* [YOUR GOAL]:
Copy the entries below word for word, beginning with the line that contains "Give bounding boxes" and ending after the line that contains "panel: 10 ans".

* [INPUT DATA]:
## START
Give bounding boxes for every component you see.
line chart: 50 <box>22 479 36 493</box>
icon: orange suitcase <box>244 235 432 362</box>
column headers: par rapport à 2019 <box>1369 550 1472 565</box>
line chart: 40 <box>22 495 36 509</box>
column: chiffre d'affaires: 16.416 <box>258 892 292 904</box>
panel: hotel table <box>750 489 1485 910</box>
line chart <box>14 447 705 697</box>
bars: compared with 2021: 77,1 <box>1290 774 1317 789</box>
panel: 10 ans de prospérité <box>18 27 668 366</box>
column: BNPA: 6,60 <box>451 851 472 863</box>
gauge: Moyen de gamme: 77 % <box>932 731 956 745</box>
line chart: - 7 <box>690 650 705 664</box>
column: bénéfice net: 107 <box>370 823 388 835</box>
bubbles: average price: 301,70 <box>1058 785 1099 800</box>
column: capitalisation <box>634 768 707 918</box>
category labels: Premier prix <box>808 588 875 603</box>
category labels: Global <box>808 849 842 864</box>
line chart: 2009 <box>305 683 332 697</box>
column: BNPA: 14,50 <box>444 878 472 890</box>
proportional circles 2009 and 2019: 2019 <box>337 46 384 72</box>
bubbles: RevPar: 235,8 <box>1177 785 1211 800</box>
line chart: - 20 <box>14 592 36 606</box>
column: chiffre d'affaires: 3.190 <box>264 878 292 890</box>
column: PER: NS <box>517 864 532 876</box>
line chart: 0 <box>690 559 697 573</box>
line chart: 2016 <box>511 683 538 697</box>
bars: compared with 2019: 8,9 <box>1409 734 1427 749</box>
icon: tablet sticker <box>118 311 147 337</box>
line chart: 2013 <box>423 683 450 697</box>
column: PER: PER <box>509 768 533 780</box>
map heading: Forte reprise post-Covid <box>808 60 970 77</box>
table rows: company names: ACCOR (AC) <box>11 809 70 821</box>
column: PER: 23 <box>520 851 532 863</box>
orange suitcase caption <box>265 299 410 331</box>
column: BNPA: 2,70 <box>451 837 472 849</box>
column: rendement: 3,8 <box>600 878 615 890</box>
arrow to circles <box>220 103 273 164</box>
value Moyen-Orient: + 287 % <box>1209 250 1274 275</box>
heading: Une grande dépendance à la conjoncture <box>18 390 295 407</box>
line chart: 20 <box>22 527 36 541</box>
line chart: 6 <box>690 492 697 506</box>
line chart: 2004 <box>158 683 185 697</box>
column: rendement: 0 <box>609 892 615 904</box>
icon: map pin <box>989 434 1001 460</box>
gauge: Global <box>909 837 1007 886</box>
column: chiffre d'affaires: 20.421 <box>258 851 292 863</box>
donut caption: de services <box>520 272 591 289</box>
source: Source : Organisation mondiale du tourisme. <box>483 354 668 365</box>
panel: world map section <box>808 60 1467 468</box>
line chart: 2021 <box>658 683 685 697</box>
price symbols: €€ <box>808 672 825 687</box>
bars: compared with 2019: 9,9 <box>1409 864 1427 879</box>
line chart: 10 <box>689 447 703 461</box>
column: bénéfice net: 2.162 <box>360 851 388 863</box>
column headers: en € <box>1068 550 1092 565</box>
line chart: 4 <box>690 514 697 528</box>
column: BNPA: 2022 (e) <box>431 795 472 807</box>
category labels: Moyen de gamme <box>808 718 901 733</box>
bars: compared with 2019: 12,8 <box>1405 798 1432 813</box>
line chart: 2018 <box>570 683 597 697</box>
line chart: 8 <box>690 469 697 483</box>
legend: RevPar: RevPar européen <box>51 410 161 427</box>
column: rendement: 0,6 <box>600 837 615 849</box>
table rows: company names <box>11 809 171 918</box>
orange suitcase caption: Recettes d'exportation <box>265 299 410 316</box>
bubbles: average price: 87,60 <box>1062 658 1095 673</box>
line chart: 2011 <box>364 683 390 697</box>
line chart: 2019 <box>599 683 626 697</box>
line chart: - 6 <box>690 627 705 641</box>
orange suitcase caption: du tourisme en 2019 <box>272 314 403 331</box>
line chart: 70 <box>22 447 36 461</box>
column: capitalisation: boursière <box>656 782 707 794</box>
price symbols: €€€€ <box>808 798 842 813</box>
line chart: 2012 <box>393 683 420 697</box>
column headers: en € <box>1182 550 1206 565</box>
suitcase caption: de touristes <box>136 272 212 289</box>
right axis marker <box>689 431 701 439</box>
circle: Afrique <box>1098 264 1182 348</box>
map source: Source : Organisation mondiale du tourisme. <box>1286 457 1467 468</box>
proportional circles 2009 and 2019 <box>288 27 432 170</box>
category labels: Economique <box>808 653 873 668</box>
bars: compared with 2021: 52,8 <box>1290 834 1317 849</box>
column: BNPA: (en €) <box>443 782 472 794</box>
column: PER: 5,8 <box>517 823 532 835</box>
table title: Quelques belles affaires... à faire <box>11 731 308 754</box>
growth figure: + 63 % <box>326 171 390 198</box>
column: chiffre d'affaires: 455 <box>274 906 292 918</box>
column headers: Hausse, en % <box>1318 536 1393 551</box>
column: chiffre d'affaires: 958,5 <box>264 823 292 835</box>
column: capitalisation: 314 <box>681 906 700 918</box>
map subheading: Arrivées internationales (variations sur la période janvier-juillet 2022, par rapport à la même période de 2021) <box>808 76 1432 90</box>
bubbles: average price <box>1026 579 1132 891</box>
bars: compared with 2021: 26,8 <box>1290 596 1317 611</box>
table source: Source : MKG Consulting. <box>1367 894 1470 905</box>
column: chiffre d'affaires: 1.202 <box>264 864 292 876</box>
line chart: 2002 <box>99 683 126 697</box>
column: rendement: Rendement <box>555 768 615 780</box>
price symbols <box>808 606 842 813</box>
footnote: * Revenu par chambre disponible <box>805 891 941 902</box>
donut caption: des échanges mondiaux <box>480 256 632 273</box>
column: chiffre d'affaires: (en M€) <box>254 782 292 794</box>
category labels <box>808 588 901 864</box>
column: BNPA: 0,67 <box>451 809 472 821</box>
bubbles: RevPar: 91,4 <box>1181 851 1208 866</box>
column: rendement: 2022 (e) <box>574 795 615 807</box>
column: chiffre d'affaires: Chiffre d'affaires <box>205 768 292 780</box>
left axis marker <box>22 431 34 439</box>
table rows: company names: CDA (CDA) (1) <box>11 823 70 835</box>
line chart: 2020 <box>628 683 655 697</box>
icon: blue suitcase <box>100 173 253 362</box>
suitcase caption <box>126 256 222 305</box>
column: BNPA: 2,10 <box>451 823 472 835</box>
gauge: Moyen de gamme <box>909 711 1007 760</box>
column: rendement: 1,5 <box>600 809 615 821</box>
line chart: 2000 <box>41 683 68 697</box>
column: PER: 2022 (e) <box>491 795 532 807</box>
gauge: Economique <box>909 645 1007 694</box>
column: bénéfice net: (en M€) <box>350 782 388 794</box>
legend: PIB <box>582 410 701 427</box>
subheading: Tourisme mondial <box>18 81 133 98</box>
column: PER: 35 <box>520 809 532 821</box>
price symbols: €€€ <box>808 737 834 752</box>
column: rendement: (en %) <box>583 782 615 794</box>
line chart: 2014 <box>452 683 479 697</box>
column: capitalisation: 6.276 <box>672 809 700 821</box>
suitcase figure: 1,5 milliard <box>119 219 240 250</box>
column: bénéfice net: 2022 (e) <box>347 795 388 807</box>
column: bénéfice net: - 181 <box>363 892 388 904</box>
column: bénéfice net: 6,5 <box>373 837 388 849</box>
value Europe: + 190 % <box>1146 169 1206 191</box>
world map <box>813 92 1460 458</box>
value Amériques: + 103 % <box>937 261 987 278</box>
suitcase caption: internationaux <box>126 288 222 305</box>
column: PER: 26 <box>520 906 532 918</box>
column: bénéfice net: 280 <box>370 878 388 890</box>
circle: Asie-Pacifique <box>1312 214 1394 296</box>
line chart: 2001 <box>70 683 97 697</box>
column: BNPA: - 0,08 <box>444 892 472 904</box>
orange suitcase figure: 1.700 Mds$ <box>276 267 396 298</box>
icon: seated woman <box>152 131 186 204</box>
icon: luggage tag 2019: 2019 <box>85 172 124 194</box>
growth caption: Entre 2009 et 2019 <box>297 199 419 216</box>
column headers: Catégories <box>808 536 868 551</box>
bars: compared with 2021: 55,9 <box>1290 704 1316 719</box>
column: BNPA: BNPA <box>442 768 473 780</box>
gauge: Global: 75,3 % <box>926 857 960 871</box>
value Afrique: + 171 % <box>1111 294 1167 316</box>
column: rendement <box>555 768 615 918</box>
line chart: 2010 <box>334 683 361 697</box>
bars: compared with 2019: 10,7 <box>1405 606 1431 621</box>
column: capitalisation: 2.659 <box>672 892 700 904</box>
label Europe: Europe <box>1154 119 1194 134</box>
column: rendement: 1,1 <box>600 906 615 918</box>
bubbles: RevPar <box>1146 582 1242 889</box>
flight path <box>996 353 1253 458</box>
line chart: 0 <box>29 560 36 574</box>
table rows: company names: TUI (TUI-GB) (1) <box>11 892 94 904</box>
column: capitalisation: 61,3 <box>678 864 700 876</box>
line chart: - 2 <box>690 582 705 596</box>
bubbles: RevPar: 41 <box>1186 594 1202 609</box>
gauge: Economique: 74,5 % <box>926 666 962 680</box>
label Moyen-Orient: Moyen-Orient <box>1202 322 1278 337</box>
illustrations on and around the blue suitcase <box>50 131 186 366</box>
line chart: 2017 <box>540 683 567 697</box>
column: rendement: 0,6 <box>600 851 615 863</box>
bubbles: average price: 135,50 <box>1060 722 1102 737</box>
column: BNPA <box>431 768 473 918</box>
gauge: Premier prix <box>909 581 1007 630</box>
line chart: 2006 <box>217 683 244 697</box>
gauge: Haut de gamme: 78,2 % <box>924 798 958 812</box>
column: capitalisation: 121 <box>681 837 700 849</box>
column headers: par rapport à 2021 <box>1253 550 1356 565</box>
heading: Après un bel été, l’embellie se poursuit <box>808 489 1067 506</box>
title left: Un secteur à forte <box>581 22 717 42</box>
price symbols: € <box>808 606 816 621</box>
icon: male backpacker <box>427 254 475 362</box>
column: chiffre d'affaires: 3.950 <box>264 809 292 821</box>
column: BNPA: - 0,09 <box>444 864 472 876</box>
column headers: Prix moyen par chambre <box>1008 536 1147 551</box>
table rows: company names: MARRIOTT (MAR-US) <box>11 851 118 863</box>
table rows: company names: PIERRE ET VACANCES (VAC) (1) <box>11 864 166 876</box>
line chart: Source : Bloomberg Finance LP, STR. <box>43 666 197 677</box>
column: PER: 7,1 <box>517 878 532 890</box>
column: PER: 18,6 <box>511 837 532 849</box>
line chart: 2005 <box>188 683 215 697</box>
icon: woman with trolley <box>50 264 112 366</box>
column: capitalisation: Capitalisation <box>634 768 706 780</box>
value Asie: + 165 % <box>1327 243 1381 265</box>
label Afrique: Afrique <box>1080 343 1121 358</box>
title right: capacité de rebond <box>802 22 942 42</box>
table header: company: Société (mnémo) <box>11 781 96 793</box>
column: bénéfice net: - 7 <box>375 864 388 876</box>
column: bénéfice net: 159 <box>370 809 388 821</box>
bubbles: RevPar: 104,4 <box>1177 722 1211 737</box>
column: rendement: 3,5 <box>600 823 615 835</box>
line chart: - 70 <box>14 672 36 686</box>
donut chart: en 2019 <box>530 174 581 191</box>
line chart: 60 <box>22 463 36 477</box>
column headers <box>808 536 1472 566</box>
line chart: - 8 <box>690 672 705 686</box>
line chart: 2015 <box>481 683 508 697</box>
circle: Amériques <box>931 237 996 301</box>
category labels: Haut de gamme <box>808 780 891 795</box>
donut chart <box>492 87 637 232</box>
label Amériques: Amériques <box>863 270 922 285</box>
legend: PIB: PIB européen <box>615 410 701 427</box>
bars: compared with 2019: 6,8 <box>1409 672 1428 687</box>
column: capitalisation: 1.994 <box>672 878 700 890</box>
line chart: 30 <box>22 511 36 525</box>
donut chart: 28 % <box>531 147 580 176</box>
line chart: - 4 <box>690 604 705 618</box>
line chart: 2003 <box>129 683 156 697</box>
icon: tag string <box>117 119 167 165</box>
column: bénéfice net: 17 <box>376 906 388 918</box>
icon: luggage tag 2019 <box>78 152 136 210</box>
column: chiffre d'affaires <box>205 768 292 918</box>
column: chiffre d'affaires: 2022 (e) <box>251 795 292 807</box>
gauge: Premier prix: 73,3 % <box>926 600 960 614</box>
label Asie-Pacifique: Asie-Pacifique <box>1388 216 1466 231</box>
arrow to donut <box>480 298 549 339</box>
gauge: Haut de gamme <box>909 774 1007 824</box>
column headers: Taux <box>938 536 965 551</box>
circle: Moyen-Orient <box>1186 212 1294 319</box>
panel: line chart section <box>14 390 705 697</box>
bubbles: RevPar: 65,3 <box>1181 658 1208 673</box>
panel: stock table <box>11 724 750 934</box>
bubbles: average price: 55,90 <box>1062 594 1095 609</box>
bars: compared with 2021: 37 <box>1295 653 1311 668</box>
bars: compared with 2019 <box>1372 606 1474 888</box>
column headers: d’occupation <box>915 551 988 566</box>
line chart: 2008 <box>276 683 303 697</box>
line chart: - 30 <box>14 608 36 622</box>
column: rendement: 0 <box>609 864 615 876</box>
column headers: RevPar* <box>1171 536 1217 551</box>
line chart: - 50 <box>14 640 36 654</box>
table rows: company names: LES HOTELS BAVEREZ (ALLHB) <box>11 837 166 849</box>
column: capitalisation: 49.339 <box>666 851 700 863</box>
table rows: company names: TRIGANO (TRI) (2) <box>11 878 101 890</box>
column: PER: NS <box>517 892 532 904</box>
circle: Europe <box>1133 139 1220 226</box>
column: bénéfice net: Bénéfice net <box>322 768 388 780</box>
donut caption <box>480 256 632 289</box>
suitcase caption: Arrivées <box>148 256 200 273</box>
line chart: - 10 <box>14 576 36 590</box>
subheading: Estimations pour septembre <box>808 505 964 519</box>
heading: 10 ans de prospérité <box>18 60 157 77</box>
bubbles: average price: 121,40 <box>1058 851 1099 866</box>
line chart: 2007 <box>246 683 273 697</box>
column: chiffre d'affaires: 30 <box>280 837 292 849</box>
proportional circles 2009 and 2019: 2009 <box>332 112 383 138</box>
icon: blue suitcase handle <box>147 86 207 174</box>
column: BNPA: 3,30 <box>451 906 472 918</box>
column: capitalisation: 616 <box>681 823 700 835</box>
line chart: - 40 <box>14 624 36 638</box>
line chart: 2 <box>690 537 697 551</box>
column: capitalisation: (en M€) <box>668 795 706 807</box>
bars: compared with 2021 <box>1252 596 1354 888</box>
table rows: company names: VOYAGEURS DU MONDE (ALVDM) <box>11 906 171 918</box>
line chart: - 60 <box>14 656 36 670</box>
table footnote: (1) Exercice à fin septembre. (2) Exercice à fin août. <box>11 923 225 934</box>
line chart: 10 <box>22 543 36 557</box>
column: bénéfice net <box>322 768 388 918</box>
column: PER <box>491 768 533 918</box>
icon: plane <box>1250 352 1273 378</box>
## END
## START
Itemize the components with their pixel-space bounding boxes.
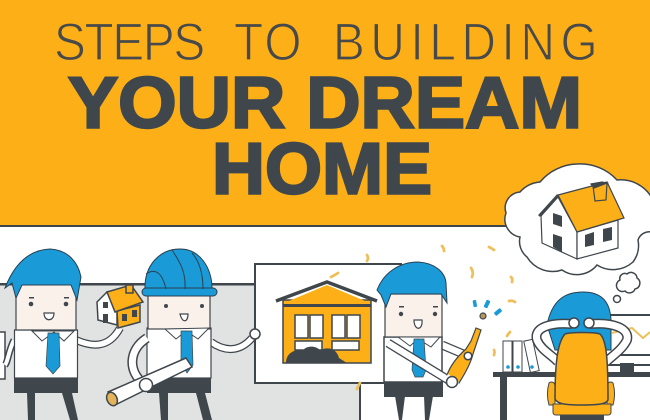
## END
* [ANSWER FOR THIS EXERCISE]:
Give bounding boxes for every component you see.
line chart: 50 <box>22 479 36 493</box>
icon: orange suitcase <box>244 235 432 362</box>
column headers: par rapport à 2019 <box>1369 550 1472 565</box>
line chart: 40 <box>22 495 36 509</box>
column: chiffre d'affaires: 16.416 <box>258 892 292 904</box>
panel: hotel table <box>750 489 1485 910</box>
line chart <box>14 447 705 697</box>
bars: compared with 2021: 77,1 <box>1290 774 1317 789</box>
panel: 10 ans de prospérité <box>18 27 668 366</box>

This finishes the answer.